▶ _Goal of the exercise_
Please count the lines below that contain the word "effects", and reply with that number alone.

<<<<

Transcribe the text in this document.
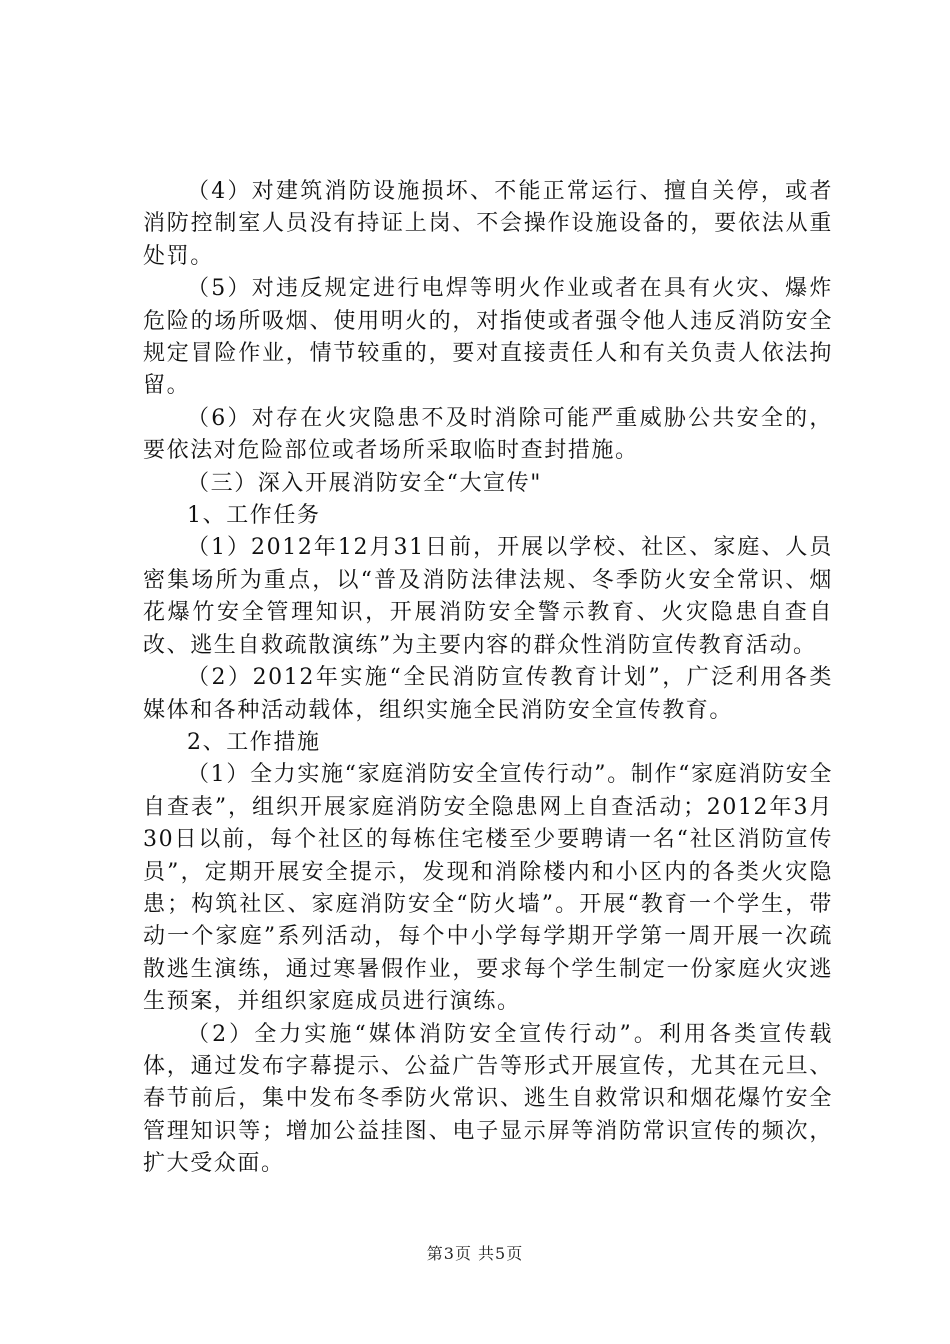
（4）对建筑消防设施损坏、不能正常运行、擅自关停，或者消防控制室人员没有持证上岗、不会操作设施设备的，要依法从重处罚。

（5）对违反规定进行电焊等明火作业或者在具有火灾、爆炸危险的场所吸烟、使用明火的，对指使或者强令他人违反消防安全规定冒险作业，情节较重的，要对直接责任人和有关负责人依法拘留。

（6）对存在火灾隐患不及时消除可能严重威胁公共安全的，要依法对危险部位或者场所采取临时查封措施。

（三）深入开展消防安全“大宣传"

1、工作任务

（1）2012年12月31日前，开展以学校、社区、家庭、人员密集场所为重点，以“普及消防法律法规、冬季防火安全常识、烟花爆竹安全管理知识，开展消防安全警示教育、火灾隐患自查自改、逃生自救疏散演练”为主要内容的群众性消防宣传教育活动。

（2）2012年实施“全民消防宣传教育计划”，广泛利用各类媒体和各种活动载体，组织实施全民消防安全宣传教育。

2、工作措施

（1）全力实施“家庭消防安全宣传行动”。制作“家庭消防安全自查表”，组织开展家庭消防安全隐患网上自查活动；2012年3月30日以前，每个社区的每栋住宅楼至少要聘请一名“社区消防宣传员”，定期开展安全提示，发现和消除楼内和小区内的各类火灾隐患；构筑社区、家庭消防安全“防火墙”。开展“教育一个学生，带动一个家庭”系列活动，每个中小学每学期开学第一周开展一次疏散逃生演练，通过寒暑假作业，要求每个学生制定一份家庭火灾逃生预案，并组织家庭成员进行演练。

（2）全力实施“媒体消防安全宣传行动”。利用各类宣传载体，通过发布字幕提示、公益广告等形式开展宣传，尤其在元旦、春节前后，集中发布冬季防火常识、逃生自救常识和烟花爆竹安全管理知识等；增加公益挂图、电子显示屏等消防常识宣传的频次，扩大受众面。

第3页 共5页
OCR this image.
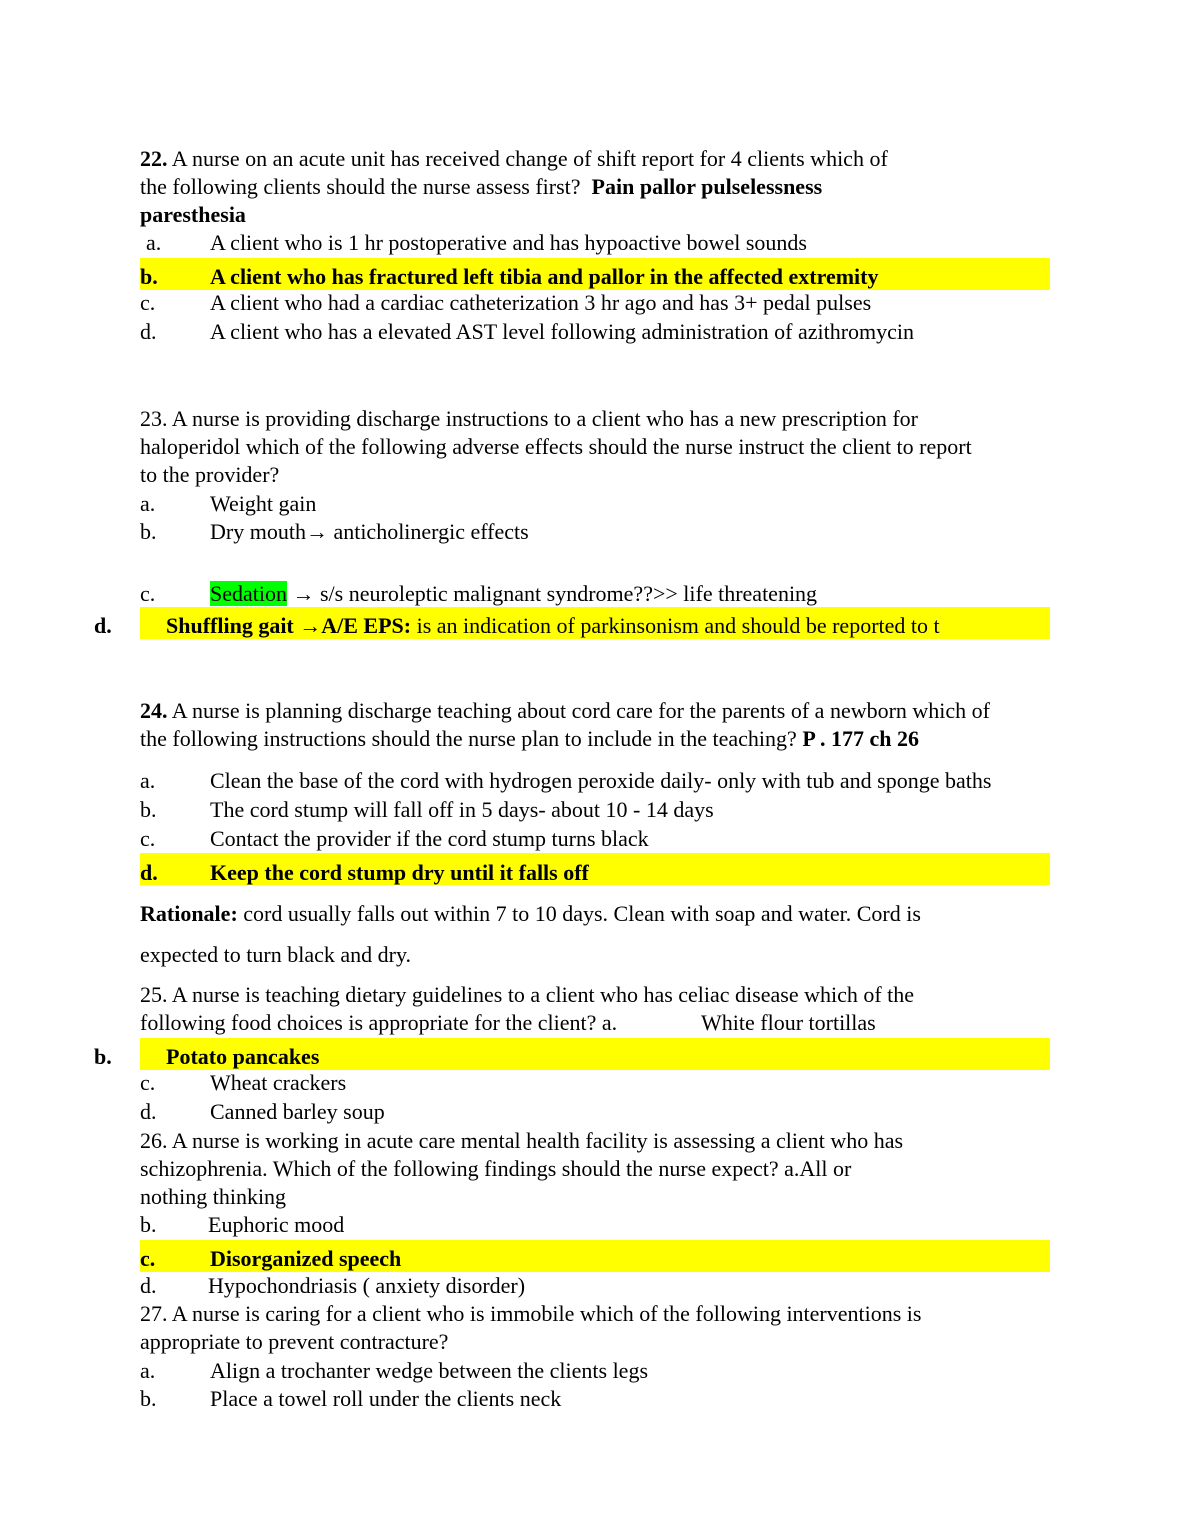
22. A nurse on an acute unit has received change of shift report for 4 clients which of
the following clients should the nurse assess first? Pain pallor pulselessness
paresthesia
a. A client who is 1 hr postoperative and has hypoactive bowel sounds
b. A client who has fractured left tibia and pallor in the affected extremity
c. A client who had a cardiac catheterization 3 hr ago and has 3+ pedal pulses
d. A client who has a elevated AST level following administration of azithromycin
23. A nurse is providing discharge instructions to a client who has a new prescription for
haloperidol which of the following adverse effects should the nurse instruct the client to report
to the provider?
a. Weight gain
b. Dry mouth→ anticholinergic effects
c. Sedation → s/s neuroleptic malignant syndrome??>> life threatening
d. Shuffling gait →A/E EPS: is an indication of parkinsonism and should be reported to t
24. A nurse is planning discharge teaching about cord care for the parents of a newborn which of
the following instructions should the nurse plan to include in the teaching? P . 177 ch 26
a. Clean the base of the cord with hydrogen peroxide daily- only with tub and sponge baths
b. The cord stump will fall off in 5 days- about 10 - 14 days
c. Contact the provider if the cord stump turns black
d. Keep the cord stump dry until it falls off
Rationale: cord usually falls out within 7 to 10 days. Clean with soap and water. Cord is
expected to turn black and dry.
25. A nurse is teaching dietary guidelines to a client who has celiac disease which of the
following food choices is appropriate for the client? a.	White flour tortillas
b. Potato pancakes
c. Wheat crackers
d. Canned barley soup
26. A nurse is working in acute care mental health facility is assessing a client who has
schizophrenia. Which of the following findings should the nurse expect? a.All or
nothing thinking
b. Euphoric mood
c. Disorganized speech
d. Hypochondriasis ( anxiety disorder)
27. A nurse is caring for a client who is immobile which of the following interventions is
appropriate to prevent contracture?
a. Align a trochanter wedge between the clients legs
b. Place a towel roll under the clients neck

>>>>

▶ _Task answer_
2